### Entries
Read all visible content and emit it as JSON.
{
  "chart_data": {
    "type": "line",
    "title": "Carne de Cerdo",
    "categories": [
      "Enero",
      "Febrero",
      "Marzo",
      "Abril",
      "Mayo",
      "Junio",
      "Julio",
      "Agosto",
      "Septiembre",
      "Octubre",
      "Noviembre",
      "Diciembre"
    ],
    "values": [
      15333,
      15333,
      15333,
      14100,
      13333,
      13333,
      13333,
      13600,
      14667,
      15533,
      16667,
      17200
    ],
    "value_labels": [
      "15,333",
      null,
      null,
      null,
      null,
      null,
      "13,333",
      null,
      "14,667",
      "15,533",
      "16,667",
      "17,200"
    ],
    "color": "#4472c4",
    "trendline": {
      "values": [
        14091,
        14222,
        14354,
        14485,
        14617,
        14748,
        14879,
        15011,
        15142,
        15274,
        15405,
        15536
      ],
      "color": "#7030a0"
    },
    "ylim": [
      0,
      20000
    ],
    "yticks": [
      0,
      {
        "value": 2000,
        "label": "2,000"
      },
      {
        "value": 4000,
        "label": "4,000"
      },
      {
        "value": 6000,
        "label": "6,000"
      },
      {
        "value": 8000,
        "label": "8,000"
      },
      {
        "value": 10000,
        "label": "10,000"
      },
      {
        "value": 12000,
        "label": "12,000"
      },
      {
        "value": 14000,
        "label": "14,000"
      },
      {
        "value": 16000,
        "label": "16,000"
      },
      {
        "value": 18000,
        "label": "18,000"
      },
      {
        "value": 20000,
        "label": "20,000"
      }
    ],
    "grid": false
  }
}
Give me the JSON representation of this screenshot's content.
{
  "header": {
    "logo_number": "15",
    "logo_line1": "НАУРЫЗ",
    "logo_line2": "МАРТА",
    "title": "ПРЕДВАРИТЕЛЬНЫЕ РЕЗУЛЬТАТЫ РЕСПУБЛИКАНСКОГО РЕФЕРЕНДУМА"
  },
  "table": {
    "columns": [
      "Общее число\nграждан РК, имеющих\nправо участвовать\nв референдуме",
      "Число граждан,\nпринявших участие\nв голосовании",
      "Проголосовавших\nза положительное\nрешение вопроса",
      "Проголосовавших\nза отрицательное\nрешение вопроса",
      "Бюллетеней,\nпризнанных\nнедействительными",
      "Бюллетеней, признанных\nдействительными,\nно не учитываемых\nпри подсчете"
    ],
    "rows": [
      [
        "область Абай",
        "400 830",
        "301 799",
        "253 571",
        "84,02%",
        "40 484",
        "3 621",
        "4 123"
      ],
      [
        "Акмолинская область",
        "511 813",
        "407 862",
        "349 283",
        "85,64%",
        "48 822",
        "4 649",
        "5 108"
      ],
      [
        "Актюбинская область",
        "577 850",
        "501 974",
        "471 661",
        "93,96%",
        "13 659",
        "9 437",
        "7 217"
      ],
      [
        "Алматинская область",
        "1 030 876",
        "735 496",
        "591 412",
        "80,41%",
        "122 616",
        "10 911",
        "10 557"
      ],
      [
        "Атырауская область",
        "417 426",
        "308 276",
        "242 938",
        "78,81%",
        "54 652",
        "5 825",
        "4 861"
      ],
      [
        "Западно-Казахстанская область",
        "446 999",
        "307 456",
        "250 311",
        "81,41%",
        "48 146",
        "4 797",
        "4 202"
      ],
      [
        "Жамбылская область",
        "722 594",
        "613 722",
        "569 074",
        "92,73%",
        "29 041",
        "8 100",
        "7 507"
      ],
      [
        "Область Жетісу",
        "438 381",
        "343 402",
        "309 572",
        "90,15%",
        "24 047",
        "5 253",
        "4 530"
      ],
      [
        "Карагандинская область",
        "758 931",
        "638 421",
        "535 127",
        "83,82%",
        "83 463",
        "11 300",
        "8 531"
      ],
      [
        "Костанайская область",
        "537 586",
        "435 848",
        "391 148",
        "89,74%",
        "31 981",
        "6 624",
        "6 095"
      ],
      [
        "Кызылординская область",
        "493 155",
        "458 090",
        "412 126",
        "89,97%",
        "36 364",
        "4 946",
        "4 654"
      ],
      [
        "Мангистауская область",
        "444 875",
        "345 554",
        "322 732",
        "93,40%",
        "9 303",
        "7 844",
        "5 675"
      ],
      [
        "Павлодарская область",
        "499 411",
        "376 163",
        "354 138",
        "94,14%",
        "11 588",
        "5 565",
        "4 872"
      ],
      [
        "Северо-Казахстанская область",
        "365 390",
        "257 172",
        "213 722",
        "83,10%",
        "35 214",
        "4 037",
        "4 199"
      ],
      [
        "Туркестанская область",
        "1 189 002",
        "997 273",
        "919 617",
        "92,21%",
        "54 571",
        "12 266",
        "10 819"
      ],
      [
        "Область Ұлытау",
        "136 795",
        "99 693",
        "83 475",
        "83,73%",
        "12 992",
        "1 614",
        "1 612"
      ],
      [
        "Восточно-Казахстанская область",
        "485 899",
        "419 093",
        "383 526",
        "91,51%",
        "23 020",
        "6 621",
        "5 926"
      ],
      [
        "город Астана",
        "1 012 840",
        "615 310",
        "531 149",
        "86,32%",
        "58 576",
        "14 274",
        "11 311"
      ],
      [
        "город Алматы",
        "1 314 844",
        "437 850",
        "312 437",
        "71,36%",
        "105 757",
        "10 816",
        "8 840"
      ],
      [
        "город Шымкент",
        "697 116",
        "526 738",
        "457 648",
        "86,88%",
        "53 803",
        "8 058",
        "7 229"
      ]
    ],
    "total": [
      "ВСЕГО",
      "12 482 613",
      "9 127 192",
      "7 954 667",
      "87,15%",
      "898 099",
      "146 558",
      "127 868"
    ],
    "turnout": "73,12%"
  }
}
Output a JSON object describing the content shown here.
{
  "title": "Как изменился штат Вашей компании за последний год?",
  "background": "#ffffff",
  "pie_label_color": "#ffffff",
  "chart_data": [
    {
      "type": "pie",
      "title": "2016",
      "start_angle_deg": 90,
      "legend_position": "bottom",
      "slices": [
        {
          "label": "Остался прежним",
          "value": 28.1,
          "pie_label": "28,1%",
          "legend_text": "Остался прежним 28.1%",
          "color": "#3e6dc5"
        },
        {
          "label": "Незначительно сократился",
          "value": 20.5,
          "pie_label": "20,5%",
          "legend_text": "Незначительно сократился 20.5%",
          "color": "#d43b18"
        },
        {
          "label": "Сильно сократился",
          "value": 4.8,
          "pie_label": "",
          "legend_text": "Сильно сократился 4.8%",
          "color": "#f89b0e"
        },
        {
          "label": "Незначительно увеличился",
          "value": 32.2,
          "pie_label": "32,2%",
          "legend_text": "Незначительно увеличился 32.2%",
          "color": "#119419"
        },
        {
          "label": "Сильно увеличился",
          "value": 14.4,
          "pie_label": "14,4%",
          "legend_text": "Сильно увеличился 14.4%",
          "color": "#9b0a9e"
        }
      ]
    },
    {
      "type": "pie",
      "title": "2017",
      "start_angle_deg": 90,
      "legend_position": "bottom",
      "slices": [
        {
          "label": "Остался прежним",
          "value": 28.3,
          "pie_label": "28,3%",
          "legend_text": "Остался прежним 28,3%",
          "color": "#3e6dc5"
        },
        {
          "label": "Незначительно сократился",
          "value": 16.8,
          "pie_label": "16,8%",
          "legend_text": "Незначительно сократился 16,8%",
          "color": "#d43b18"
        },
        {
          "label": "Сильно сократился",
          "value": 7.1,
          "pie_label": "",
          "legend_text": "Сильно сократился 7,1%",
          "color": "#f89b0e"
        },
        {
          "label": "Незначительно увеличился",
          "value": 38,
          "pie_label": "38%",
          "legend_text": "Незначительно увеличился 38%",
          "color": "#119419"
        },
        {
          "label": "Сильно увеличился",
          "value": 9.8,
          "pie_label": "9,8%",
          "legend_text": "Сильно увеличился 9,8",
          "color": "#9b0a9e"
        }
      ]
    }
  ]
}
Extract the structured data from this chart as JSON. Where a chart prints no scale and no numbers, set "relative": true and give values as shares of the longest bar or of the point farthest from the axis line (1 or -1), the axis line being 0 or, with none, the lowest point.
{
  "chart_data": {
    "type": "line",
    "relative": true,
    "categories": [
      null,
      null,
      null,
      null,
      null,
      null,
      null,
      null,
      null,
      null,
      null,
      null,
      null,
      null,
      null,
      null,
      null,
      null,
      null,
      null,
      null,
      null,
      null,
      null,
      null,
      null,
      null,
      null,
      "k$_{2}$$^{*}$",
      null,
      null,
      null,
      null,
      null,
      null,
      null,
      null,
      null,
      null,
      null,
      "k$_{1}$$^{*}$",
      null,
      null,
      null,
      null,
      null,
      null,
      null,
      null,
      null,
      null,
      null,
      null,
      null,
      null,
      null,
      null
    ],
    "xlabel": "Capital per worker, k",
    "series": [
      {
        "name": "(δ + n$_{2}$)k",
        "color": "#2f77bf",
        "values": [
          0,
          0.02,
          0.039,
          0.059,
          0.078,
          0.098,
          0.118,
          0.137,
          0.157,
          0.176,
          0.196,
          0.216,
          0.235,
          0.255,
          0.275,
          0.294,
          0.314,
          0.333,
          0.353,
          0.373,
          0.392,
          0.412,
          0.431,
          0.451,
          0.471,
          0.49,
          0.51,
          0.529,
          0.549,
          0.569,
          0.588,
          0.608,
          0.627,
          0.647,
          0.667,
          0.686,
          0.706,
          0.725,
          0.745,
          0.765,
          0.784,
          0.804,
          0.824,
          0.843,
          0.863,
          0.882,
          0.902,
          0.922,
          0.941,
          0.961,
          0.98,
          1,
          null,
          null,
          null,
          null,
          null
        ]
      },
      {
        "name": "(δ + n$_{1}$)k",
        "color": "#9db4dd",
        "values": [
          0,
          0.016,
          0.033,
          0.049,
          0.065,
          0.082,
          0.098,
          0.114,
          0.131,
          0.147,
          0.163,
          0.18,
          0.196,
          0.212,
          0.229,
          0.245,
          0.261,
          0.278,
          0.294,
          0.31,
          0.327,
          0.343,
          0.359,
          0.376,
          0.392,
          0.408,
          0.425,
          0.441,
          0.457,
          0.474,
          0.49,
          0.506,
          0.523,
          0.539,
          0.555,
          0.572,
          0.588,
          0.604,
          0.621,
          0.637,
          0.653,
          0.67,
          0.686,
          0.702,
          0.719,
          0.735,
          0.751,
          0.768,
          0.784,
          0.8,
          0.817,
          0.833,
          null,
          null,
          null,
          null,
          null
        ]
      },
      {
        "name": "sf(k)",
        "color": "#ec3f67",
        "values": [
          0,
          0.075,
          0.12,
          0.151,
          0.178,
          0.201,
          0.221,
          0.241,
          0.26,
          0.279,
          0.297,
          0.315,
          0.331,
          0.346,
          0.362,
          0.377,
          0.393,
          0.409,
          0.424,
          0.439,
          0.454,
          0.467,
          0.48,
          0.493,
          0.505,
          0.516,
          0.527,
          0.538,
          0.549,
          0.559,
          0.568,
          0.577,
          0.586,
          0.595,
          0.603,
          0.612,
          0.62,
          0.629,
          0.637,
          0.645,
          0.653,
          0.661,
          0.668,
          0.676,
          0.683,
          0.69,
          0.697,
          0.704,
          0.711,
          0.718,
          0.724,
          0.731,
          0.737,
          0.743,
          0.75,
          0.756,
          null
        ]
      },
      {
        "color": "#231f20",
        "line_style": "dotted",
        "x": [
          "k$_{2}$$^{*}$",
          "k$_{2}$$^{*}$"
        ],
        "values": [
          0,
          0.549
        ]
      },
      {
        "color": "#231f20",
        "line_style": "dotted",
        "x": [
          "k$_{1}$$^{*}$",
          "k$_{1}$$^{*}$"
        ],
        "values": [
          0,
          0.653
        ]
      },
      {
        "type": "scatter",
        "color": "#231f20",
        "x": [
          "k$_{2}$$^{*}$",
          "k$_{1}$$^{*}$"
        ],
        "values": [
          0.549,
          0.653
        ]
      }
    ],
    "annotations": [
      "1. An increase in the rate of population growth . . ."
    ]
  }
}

### Task instructions
From the listing, copy every line where the string "relative" appears.

### Output
Extract the structured data from this chart as JSON. Where a chart prints no scale and no numbers, set "relative": true and give values as shares of the longest bar or of the point farthest from the axis line (1 or -1), the axis line being 0 or, with none, the lowest point.
    "relative": true,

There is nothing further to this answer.